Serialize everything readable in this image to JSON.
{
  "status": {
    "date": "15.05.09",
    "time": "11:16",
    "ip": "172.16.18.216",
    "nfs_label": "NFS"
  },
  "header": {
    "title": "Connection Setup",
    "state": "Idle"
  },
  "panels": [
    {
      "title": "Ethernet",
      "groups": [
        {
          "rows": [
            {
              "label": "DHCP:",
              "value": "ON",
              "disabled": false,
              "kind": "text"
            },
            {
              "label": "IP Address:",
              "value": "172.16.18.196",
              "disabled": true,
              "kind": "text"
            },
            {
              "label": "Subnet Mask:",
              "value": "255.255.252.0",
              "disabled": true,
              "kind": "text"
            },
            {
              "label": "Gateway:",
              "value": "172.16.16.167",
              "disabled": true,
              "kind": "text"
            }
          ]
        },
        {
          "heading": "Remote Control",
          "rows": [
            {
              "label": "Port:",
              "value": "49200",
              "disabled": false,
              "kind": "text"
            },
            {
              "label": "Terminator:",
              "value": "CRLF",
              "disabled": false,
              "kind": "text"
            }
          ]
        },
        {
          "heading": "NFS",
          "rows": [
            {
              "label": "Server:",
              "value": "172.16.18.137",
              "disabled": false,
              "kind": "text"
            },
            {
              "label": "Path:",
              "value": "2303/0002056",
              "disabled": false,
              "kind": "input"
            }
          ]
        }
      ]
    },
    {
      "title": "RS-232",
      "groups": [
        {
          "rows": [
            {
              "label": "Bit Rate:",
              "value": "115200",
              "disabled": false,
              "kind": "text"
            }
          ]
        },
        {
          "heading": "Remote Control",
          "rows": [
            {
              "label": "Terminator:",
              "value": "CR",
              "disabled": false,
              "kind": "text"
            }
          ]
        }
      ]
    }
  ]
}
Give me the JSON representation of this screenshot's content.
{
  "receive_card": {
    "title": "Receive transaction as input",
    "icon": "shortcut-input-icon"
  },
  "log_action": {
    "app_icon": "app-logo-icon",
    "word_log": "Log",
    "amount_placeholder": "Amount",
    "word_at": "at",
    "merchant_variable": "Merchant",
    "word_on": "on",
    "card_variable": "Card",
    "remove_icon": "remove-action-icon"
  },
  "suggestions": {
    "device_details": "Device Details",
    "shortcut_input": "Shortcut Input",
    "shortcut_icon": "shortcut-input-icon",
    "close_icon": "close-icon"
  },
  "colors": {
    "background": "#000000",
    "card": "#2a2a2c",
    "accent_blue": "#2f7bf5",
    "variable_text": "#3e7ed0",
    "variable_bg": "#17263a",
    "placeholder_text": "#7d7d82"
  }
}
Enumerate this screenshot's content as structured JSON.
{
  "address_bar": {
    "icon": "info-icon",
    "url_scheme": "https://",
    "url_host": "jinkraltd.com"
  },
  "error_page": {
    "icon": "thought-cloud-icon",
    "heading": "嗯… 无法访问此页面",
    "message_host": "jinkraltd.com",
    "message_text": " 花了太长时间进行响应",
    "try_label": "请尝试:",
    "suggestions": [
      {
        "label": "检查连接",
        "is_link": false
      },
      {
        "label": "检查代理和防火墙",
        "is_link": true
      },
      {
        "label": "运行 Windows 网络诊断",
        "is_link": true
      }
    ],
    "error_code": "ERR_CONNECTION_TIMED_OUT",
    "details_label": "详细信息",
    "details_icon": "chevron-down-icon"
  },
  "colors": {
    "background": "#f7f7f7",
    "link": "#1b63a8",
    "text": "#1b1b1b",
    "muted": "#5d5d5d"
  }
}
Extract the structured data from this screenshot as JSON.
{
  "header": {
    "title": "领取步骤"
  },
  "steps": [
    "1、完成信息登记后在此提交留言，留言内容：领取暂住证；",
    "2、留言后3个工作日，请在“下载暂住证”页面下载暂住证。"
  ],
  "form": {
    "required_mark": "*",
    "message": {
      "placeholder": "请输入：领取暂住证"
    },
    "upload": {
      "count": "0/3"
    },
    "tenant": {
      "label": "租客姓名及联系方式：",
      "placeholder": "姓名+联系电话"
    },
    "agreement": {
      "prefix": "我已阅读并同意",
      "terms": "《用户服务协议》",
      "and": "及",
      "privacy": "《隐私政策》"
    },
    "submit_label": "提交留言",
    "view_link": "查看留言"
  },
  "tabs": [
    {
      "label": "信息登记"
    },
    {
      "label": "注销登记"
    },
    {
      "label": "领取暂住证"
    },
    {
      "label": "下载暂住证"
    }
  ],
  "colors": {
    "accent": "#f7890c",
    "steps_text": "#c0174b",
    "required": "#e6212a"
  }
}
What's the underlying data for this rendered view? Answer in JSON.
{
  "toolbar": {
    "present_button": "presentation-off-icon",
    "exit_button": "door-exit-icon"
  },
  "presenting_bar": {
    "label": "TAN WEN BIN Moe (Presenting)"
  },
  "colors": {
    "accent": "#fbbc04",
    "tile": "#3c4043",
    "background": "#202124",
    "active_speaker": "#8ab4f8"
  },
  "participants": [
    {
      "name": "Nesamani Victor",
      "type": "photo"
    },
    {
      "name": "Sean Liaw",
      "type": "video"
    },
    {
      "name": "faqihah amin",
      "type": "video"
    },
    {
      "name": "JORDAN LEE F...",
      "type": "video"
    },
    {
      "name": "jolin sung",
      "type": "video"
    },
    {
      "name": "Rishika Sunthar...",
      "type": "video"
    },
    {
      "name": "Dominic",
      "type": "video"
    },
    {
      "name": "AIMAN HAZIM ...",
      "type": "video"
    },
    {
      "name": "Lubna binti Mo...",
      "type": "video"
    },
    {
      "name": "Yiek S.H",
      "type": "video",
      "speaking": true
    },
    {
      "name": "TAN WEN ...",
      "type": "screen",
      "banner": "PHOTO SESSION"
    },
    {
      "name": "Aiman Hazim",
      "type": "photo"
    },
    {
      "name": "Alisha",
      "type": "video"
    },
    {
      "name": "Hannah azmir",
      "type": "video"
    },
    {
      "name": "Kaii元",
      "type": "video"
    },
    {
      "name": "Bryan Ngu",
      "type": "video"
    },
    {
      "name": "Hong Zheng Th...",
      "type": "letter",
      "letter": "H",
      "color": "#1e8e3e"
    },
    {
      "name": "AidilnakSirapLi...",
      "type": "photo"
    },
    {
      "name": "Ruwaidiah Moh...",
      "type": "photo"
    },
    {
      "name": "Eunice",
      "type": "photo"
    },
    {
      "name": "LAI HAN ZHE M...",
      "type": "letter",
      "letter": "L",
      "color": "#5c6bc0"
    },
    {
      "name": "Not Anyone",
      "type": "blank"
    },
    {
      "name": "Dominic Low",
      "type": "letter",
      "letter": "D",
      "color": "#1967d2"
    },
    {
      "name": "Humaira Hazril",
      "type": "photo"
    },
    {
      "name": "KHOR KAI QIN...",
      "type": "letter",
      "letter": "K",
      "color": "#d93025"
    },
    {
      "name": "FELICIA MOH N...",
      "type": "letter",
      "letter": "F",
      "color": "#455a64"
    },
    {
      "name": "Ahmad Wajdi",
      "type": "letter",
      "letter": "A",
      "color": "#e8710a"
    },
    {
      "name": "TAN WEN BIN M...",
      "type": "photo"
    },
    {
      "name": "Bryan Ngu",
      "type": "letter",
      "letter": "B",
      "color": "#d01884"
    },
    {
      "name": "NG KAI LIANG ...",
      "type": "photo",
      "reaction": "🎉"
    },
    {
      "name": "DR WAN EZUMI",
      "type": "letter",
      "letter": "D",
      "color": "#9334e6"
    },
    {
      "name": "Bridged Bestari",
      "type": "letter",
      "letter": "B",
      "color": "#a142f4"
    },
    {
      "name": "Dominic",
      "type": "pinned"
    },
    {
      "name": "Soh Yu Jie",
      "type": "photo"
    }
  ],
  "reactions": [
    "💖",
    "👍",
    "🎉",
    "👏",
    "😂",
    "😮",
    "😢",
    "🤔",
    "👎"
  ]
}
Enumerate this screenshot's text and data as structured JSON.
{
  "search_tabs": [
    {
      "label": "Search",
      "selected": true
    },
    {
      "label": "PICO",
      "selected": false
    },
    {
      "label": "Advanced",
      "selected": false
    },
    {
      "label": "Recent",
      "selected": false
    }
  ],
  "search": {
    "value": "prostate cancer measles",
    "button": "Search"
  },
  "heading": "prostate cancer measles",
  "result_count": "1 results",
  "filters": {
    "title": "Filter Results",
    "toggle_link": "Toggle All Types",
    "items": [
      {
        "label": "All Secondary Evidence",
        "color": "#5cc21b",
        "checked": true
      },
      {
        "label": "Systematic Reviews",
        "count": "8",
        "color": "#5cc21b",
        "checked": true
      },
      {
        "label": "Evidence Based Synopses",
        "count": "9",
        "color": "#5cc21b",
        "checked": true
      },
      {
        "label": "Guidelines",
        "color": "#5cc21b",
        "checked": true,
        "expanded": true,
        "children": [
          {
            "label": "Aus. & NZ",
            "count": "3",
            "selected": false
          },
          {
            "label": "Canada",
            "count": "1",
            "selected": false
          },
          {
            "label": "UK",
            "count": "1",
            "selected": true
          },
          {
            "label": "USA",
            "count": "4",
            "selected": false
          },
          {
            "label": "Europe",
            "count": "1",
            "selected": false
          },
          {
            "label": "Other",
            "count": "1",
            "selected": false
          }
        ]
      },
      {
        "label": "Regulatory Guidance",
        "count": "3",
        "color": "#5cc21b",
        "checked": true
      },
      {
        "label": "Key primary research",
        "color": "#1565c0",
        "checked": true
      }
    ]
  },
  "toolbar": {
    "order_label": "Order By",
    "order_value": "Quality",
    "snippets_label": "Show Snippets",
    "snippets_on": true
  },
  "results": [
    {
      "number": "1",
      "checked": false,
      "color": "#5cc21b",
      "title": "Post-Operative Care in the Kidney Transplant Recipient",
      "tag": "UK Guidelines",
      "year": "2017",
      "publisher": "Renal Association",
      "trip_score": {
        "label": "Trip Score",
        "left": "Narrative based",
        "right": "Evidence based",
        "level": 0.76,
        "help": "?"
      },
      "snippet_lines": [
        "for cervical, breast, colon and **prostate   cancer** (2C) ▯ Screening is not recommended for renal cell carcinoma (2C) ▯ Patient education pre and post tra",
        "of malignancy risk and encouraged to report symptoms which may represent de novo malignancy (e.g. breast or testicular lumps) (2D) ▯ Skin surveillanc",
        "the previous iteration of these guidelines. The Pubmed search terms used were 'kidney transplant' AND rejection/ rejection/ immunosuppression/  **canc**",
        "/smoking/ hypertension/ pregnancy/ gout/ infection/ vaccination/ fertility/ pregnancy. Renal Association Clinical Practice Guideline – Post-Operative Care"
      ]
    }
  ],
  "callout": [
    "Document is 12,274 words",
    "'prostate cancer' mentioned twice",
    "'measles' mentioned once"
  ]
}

YOUR OBJECTIVE
Across the material above, how many lines include the string "this"? Only the number is wanted.

RESULT OF THE EXERCISE
6